BRIEF 1:
In the diagram layout rows, starting with the first row and going on through the line with "The coupling capacitor 128 is at (540, 453).", change "terminal" to "handset" and give those lines again with everything else unchanged.

PASSAGE GIVEN:

---------------

The Twitter Joke Trial carries on

Paul Chambers is going to the High Court.

Paul Chambers has announced that he is seeking to go to the High Court to challenge his conviction under section 127 of the Communications Act 2003.

He has instructed me to put the challenge together and I have, in turn, instructed Ben Emmerson QC, the leading human rights and criminal law barrister. The barristers who fought the Crown Court appeal -- Stephen Ferguson and Sarah Przybylska -- continue to be involved. There has been legal help from a number of other firms and individuals. This is a case which has attracted a great deal of support and offers of practical assistance.

Why? After all, it was just a £350 fine (although now with prosecution costs, Paul is being asked to pay £2,600). And there has been no custodial sentence.

But the case continues to cause concern about and widespread ridicule of the English criminal justice system. Writers as accomplished as Graham Linehan, Charlie Brooker, and Nick Cohen have brilliantly exposed the misconceived and illiberal nature of this prosecution and of the upheld conviction. And, although neither Paul nor I have encouraged the "#IAmSpartacus" movement (I personally prefer the use of the Betjeman line about dropping bombs on Slough), it is perhaps significant that Paul's original tweet or variations of it seems now to have been tweeted over 18,000 times. However, it appears that only Paul will incur criminal liability for the words in question.

Paul's original tweet was the hyperbolic statement of exasperation of someone discovering that he may not get to see a girl he fancied. It was not intended to be menacing, and indeed it was not menacing.

Look at the tweet carefully: "Crap! Robin Hood airport is closed. You've got a week and a bit to get your shit together otherwise I'm blowing the airport sky high!". From the very first word -- an expletive followed by an exclamation mark -- it is clear to any reader that it was not serious. The proposition which follows -- an emphatic and sweary call for an airport to be opened rather than for it to be closed -- is simply nonsensical as a threat on its own terms. This is not how a terrorist, a hoaxer, or anyone with any menacing intent, would actually make their wrongful statements

At the trial and the appeal, it became clear that no one did find it menacing.

The airport security manager who found it on a random search of Twitter did not know whether it was a jest or not; his manager graded it as having no credibility, but was process-bound to forward it to the airport police; the police saw it as so menacing that they waited three days before acting on it and then, after interviewing Paul, simply said there was no evidence that it was any more than a joke intended just for his Twitter followers; however, the police passed any charging decision on to the Crown Prosecution Service, who quickly realised there was insufficient evidence of intent for the "bomb hoax" offence under the 1977 Criminal Law Act.

---------------

BRIEF 2:
Reproduce word for word the part of the post about the Twitter Joke Trial starting with "Look at the" and going on through "find it menacing.".

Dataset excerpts
---------------

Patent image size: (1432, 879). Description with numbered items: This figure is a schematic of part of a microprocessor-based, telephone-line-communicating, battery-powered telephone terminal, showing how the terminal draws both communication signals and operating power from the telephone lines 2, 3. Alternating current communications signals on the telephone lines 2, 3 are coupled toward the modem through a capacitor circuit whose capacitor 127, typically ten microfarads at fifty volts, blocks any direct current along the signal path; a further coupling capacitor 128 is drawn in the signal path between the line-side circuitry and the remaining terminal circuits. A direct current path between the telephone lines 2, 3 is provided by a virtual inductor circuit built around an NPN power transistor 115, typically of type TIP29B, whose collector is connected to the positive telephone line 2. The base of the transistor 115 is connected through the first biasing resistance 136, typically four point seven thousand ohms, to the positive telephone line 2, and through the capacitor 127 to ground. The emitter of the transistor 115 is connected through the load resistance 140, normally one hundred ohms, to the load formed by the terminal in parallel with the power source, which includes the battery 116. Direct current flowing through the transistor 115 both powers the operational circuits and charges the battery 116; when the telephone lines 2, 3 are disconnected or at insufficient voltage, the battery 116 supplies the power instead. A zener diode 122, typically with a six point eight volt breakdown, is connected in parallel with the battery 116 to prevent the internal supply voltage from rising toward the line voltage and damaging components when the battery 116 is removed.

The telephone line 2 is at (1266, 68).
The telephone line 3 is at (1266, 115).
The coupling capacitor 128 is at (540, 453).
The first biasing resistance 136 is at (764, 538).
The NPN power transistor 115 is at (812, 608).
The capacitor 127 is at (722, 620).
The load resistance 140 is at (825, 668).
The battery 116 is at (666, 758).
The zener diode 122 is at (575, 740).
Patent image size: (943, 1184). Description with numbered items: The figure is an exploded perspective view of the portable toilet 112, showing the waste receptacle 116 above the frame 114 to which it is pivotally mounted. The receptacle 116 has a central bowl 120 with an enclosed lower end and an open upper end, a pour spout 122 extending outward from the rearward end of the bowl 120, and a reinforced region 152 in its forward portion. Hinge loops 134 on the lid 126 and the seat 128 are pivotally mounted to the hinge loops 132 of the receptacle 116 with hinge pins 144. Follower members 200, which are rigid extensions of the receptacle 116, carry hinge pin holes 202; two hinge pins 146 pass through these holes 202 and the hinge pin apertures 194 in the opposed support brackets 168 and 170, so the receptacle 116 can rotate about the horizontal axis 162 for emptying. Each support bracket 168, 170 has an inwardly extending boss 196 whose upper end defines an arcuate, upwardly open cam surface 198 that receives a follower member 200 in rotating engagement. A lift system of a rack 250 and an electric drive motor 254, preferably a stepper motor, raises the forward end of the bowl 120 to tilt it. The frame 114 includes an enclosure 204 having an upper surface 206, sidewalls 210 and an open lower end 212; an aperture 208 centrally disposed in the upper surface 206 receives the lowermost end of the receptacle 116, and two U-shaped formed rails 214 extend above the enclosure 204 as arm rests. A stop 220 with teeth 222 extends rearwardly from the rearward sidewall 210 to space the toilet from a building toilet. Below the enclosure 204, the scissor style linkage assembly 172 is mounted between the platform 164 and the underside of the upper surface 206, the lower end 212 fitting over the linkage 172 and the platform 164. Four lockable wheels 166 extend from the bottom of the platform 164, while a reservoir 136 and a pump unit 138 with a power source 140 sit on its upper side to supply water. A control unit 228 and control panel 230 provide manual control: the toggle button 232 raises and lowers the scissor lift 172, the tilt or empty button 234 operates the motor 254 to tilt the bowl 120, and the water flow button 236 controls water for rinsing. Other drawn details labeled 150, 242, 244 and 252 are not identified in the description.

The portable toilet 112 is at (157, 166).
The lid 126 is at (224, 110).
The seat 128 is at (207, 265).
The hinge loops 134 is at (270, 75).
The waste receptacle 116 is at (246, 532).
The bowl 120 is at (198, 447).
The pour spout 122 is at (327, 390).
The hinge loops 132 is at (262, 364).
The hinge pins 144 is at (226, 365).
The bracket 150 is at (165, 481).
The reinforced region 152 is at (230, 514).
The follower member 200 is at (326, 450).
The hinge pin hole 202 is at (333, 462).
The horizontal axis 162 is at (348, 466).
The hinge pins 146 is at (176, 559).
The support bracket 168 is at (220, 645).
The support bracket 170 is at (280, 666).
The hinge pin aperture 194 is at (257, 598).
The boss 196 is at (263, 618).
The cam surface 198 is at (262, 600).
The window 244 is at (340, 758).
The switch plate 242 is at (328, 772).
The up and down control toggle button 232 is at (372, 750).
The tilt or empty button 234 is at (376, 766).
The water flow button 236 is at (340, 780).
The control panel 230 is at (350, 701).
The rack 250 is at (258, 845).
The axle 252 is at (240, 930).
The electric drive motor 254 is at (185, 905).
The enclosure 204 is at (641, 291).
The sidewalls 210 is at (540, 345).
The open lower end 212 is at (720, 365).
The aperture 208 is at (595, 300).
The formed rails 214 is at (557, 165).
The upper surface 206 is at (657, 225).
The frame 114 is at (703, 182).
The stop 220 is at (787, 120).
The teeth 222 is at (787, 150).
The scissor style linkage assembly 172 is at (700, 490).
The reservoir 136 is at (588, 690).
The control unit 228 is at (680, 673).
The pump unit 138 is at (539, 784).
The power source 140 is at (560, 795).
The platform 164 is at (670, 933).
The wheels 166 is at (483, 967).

---------------

TASK ANSWER 1:
Patent image size: (1432, 879). Description with numbered items: This figure is a schematic of part of a microprocessor-based, telephone-line-communicating, battery-powered telephone handset, showing how the handset draws both communication signals and operating power from the telephone lines 2, 3. Alternating current communications signals on the telephone lines 2, 3 are coupled toward the modem through a capacitor circuit whose capacitor 127, typically ten microfarads at fifty volts, blocks any direct current along the signal path; a further coupling capacitor 128 is drawn in the signal path between the line-side circuitry and the remaining handset circuits. A direct current path between the telephone lines 2, 3 is provided by a virtual inductor circuit built around an NPN power transistor 115, typically of type TIP29B, whose collector is connected to the positive telephone line 2. The base of the transistor 115 is connected through the first biasing resistance 136, typically four point seven thousand ohms, to the positive telephone line 2, and through the capacitor 127 to ground. The emitter of the transistor 115 is connected through the load resistance 140, normally one hundred ohms, to the load formed by the handset in parallel with the power source, which includes the battery 116. Direct current flowing through the transistor 115 both powers the operational circuits and charges the battery 116; when the telephone lines 2, 3 are disconnected or at insufficient voltage, the battery 116 supplies the power instead. A zener diode 122, typically with a six point eight volt breakdown, is connected in parallel with the battery 116 to prevent the internal supply voltage from rising toward the line voltage and damaging components when the battery 116 is removed.

The telephone line 2 is at (1266, 68).
The telephone line 3 is at (1266, 115).
The coupling capacitor 128 is at (540, 453).

TASK ANSWER 2:
Look at the tweet carefully: "Crap! Robin Hood airport is closed. You've got a week and a bit to get your shit together otherwise I'm blowing the airport sky high!". From the very first word -- an expletive followed by an exclamation mark -- it is clear to any reader that it was not serious. The proposition which follows -- an emphatic and sweary call for an airport to be opened rather than for it to be closed -- is simply nonsensical as a threat on its own terms. This is not how a terrorist, a hoaxer, or anyone with any menacing intent, would actually make their wrongful statements

At the trial and the appeal, it became clear that no one did find it menacing.